[Data records]
[START]

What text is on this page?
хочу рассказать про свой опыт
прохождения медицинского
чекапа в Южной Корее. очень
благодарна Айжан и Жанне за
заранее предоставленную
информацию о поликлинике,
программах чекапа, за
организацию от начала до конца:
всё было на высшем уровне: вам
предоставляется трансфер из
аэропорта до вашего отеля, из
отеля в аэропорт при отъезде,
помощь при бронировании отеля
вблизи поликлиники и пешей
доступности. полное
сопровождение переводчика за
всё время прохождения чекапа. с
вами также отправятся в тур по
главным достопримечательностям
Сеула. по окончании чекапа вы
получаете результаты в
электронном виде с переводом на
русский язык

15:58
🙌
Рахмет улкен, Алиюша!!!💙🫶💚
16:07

[END]

STATED TASK:
Go through the listing above and locate each line that holds the word "прохождения". Copy those lines.

RESPONSE FOR THIS EXERCISE:
прохождения медицинского
всё время прохождения чекапа. с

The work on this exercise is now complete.